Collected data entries
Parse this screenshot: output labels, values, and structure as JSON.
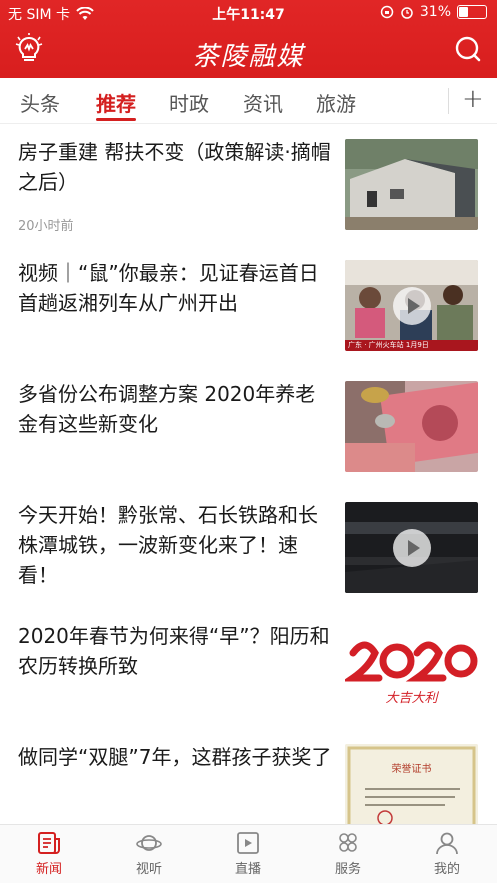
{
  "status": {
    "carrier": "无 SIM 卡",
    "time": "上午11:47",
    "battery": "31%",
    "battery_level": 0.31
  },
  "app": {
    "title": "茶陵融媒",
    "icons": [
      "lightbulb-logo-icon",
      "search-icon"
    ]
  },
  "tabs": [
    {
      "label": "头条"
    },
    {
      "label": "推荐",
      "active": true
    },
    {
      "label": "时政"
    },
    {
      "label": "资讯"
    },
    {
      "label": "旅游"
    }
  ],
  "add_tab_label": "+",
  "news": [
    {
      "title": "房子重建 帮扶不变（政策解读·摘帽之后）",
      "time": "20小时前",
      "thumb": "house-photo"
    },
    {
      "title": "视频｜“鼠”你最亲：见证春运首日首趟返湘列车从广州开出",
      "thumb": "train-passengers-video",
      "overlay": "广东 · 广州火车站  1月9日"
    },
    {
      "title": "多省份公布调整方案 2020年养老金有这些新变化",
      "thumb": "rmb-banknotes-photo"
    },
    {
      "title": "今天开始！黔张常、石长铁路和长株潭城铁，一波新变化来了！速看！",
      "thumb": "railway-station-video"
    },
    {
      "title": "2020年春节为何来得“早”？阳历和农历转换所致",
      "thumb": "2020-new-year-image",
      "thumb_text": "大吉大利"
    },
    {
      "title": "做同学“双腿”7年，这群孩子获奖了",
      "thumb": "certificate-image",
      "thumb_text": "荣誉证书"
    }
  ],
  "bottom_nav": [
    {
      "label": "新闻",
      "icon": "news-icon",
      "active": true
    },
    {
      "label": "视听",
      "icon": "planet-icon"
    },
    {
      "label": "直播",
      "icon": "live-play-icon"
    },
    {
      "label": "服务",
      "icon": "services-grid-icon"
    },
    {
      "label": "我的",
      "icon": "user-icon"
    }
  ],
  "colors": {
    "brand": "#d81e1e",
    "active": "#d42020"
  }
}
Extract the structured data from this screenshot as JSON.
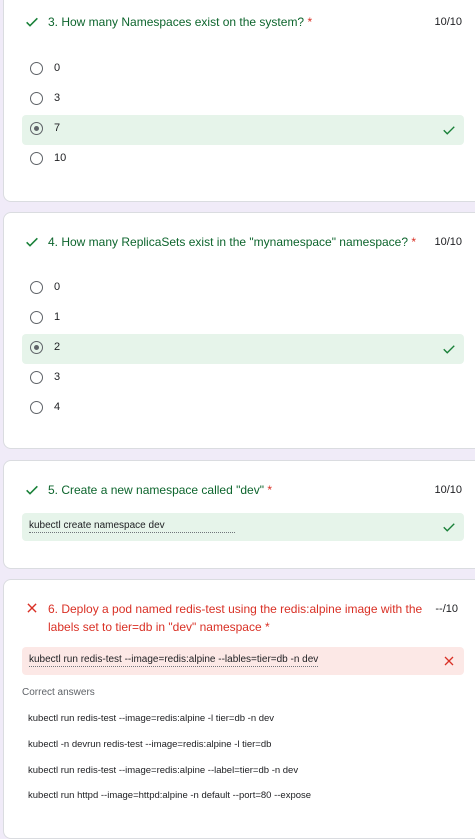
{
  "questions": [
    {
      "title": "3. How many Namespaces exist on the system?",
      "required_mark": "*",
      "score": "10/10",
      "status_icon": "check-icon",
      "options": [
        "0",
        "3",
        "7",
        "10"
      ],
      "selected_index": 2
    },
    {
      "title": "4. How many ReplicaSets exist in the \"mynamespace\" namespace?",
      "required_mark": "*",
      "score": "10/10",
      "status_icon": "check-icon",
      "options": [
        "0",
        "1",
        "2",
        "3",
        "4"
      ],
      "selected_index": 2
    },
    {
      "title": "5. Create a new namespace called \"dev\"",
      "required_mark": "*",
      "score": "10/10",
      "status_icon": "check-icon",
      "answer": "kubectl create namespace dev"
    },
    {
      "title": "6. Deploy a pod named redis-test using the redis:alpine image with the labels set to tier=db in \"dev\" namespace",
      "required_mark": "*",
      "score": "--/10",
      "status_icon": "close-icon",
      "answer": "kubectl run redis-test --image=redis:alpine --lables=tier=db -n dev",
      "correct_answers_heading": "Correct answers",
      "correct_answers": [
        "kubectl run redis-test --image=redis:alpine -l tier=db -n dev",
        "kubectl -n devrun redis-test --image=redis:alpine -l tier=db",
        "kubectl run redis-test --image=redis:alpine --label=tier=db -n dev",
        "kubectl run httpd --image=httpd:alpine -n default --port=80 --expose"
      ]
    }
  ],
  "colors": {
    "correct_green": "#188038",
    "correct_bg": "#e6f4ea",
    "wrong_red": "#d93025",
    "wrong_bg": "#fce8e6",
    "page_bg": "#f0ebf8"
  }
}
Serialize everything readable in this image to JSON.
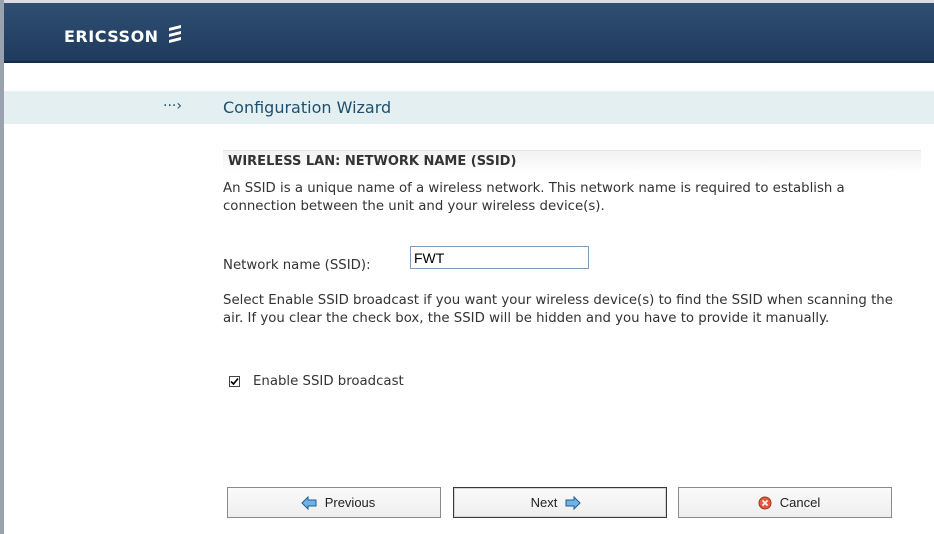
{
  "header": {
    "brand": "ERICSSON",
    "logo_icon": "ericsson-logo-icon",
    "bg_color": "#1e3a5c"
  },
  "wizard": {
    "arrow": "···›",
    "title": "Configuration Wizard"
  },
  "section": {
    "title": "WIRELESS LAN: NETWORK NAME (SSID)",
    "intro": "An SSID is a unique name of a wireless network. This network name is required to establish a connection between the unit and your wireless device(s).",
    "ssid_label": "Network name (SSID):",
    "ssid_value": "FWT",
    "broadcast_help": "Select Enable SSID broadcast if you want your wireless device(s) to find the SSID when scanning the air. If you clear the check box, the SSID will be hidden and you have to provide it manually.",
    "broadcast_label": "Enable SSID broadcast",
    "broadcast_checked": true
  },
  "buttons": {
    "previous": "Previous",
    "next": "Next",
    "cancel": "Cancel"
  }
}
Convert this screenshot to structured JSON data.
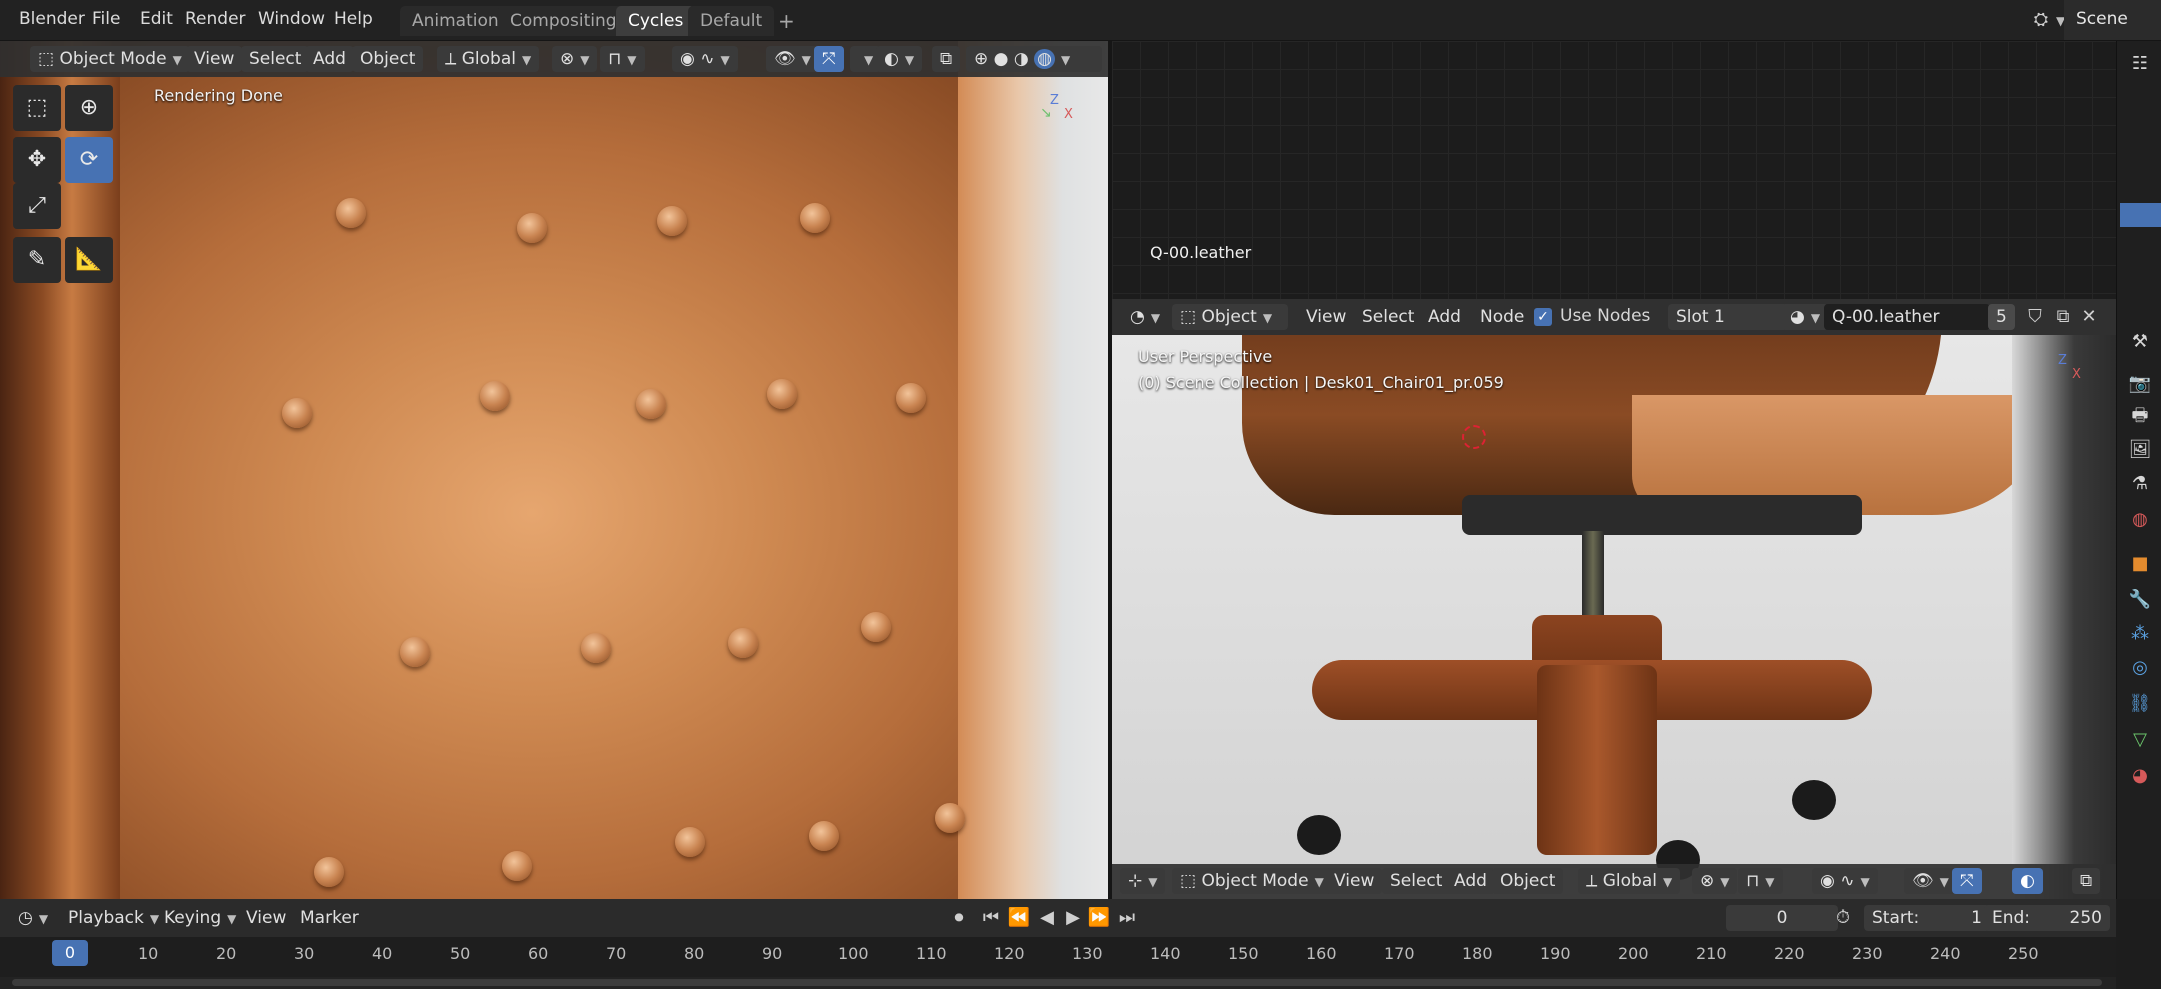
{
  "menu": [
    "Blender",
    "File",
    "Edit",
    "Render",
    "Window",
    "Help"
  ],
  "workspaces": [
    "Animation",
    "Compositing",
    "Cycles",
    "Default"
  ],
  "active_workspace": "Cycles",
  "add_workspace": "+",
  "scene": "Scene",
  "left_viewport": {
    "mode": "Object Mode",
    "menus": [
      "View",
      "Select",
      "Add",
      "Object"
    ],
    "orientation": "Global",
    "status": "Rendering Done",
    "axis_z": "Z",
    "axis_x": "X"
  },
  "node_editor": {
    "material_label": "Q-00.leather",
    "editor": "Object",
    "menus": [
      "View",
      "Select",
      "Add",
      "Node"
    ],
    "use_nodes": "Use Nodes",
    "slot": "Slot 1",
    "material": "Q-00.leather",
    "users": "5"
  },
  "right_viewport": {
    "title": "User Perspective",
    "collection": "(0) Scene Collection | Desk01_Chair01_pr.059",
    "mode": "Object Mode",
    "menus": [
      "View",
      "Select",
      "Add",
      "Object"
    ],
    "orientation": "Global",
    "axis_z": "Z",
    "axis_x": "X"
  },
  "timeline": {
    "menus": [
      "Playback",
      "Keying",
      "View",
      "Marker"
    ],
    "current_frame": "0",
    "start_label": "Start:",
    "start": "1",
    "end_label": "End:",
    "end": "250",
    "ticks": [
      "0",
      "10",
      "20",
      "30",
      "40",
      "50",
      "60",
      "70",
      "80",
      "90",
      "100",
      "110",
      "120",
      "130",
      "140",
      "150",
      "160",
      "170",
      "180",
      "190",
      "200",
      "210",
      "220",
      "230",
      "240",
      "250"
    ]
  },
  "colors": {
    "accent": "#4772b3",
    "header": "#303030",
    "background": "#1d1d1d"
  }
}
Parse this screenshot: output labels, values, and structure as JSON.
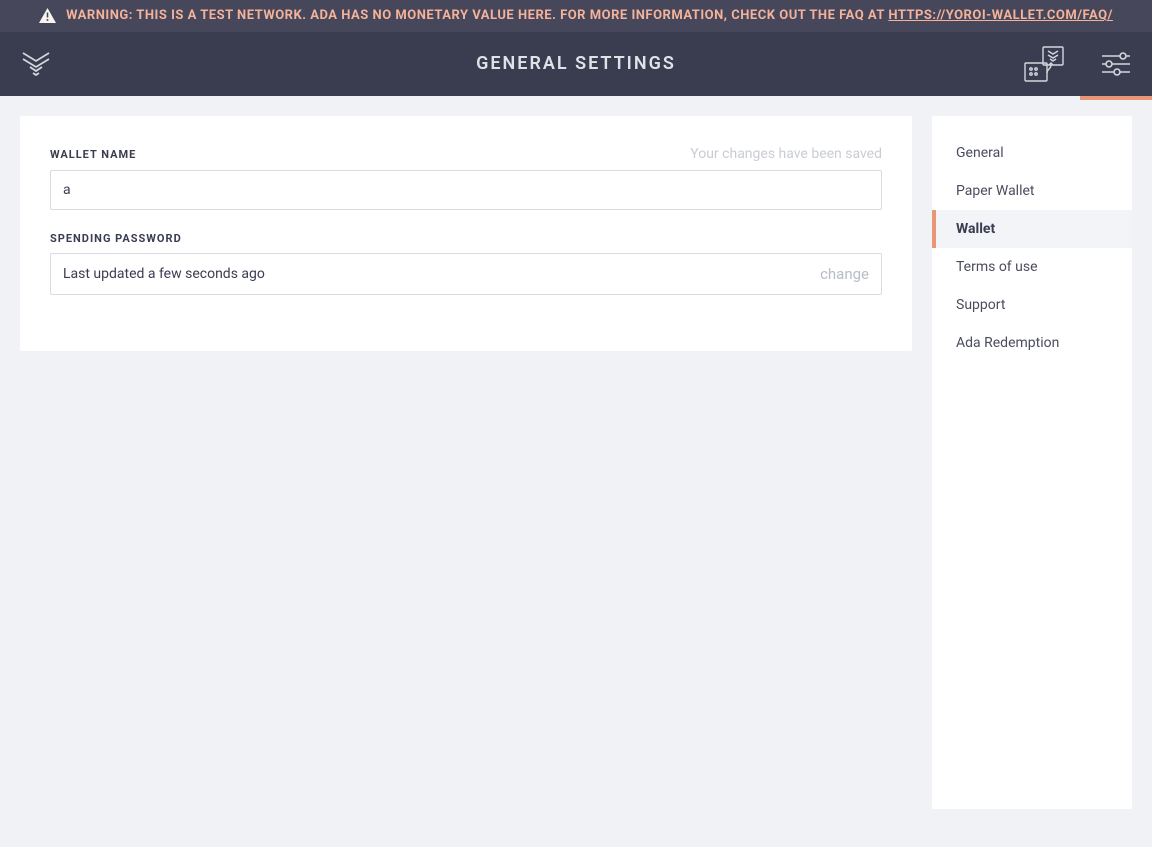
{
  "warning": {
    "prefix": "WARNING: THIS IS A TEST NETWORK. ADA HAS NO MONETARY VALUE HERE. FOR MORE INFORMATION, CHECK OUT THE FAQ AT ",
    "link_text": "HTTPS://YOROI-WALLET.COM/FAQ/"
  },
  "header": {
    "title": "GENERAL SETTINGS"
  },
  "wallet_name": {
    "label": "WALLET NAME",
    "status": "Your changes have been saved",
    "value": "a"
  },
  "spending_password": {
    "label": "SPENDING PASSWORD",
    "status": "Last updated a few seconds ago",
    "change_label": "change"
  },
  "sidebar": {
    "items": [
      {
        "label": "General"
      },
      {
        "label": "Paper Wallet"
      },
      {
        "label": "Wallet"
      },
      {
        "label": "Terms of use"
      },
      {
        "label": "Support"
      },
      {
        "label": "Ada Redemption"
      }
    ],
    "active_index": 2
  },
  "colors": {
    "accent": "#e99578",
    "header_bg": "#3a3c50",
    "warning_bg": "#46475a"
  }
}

▶ [Work instructions]:
Copy out all the data without changing anything, and drop the pictures.

▶ [Task answer]:
Parse this screenshot: output labels, values, and structure as JSON.
{
  "status": {
    "carrier": "无 SIM 卡",
    "time": "上午11:47",
    "battery": "31%",
    "battery_level": 0.31
  },
  "app": {
    "title": "茶陵融媒",
    "icons": [
      "lightbulb-logo-icon",
      "search-icon"
    ]
  },
  "tabs": [
    {
      "label": "头条"
    },
    {
      "label": "推荐",
      "active": true
    },
    {
      "label": "时政"
    },
    {
      "label": "资讯"
    },
    {
      "label": "旅游"
    }
  ],
  "add_tab_label": "+",
  "news": [
    {
      "title": "房子重建 帮扶不变（政策解读·摘帽之后）",
      "time": "20小时前",
      "thumb": "house-photo"
    },
    {
      "title": "视频｜“鼠”你最亲：见证春运首日首趟返湘列车从广州开出",
      "thumb": "train-passengers-video",
      "overlay": "广东 · 广州火车站  1月9日"
    },
    {
      "title": "多省份公布调整方案 2020年养老金有这些新变化",
      "thumb": "rmb-banknotes-photo"
    },
    {
      "title": "今天开始！黔张常、石长铁路和长株潭城铁，一波新变化来了！速看！",
      "thumb": "railway-station-video"
    },
    {
      "title": "2020年春节为何来得“早”？阳历和农历转换所致",
      "thumb": "2020-new-year-image",
      "thumb_text": "大吉大利"
    },
    {
      "title": "做同学“双腿”7年，这群孩子获奖了",
      "thumb": "certificate-image",
      "thumb_text": "荣誉证书"
    }
  ],
  "bottom_nav": [
    {
      "label": "新闻",
      "icon": "news-icon",
      "active": true
    },
    {
      "label": "视听",
      "icon": "planet-icon"
    },
    {
      "label": "直播",
      "icon": "live-play-icon"
    },
    {
      "label": "服务",
      "icon": "services-grid-icon"
    },
    {
      "label": "我的",
      "icon": "user-icon"
    }
  ],
  "colors": {
    "brand": "#d81e1e",
    "active": "#d42020"
  }
}
Extract the structured data from this screenshot as JSON.
{
  "questions": [
    {
      "title": "3. How many Namespaces exist on the system?",
      "required_mark": "*",
      "score": "10/10",
      "status_icon": "check-icon",
      "options": [
        "0",
        "3",
        "7",
        "10"
      ],
      "selected_index": 2
    },
    {
      "title": "4. How many ReplicaSets exist in the \"mynamespace\" namespace?",
      "required_mark": "*",
      "score": "10/10",
      "status_icon": "check-icon",
      "options": [
        "0",
        "1",
        "2",
        "3",
        "4"
      ],
      "selected_index": 2
    },
    {
      "title": "5. Create a new namespace called \"dev\"",
      "required_mark": "*",
      "score": "10/10",
      "status_icon": "check-icon",
      "answer": "kubectl create namespace dev"
    },
    {
      "title": "6. Deploy a pod named redis-test using the redis:alpine image with the labels set to tier=db in \"dev\" namespace",
      "required_mark": "*",
      "score": "--/10",
      "status_icon": "close-icon",
      "answer": "kubectl run redis-test --image=redis:alpine --lables=tier=db -n dev",
      "correct_answers_heading": "Correct answers",
      "correct_answers": [
        "kubectl run redis-test --image=redis:alpine -l tier=db -n dev",
        "kubectl -n devrun redis-test --image=redis:alpine -l tier=db",
        "kubectl run redis-test --image=redis:alpine --label=tier=db -n dev",
        "kubectl run httpd --image=httpd:alpine -n default --port=80 --expose"
      ]
    }
  ],
  "colors": {
    "correct_green": "#188038",
    "correct_bg": "#e6f4ea",
    "wrong_red": "#d93025",
    "wrong_bg": "#fce8e6",
    "page_bg": "#f0ebf8"
  }
}
Serialize everything readable in this image to JSON.
{
  "header": {
    "brand": "ERICSSON",
    "logo_icon": "ericsson-logo-icon",
    "bg_color": "#1e3a5c"
  },
  "wizard": {
    "arrow": "···›",
    "title": "Configuration Wizard"
  },
  "section": {
    "title": "WIRELESS LAN: NETWORK NAME (SSID)",
    "intro": "An SSID is a unique name of a wireless network. This network name is required to establish a connection between the unit and your wireless device(s).",
    "ssid_label": "Network name (SSID):",
    "ssid_value": "FWT",
    "broadcast_help": "Select Enable SSID broadcast if you want your wireless device(s) to find the SSID when scanning the air. If you clear the check box, the SSID will be hidden and you have to provide it manually.",
    "broadcast_label": "Enable SSID broadcast",
    "broadcast_checked": true
  },
  "buttons": {
    "previous": "Previous",
    "next": "Next",
    "cancel": "Cancel"
  }
}
Convert this screenshot to structured JSON data.
{
  "menu": [
    "Blender",
    "File",
    "Edit",
    "Render",
    "Window",
    "Help"
  ],
  "workspaces": [
    "Animation",
    "Compositing",
    "Cycles",
    "Default"
  ],
  "active_workspace": "Cycles",
  "add_workspace": "+",
  "scene": "Scene",
  "left_viewport": {
    "mode": "Object Mode",
    "menus": [
      "View",
      "Select",
      "Add",
      "Object"
    ],
    "orientation": "Global",
    "status": "Rendering Done",
    "axis_z": "Z",
    "axis_x": "X"
  },
  "node_editor": {
    "material_label": "Q-00.leather",
    "editor": "Object",
    "menus": [
      "View",
      "Select",
      "Add",
      "Node"
    ],
    "use_nodes": "Use Nodes",
    "slot": "Slot 1",
    "material": "Q-00.leather",
    "users": "5"
  },
  "right_viewport": {
    "title": "User Perspective",
    "collection": "(0) Scene Collection | Desk01_Chair01_pr.059",
    "mode": "Object Mode",
    "menus": [
      "View",
      "Select",
      "Add",
      "Object"
    ],
    "orientation": "Global",
    "axis_z": "Z",
    "axis_x": "X"
  },
  "timeline": {
    "menus": [
      "Playback",
      "Keying",
      "View",
      "Marker"
    ],
    "current_frame": "0",
    "start_label": "Start:",
    "start": "1",
    "end_label": "End:",
    "end": "250",
    "ticks": [
      "0",
      "10",
      "20",
      "30",
      "40",
      "50",
      "60",
      "70",
      "80",
      "90",
      "100",
      "110",
      "120",
      "130",
      "140",
      "150",
      "160",
      "170",
      "180",
      "190",
      "200",
      "210",
      "220",
      "230",
      "240",
      "250"
    ]
  },
  "colors": {
    "accent": "#4772b3",
    "header": "#303030",
    "background": "#1d1d1d"
  }
}
Parse this screenshot: output labels, values, and structure as JSON.
{
  "warning": {
    "prefix": "WARNING: THIS IS A TEST NETWORK. ADA HAS NO MONETARY VALUE HERE. FOR MORE INFORMATION, CHECK OUT THE FAQ AT ",
    "link_text": "HTTPS://YOROI-WALLET.COM/FAQ/"
  },
  "header": {
    "title": "GENERAL SETTINGS"
  },
  "wallet_name": {
    "label": "WALLET NAME",
    "status": "Your changes have been saved",
    "value": "a"
  },
  "spending_password": {
    "label": "SPENDING PASSWORD",
    "status": "Last updated a few seconds ago",
    "change_label": "change"
  },
  "sidebar": {
    "items": [
      {
        "label": "General"
      },
      {
        "label": "Paper Wallet"
      },
      {
        "label": "Wallet"
      },
      {
        "label": "Terms of use"
      },
      {
        "label": "Support"
      },
      {
        "label": "Ada Redemption"
      }
    ],
    "active_index": 2
  },
  "colors": {
    "accent": "#e99578",
    "header_bg": "#3a3c50",
    "warning_bg": "#46475a"
  }
}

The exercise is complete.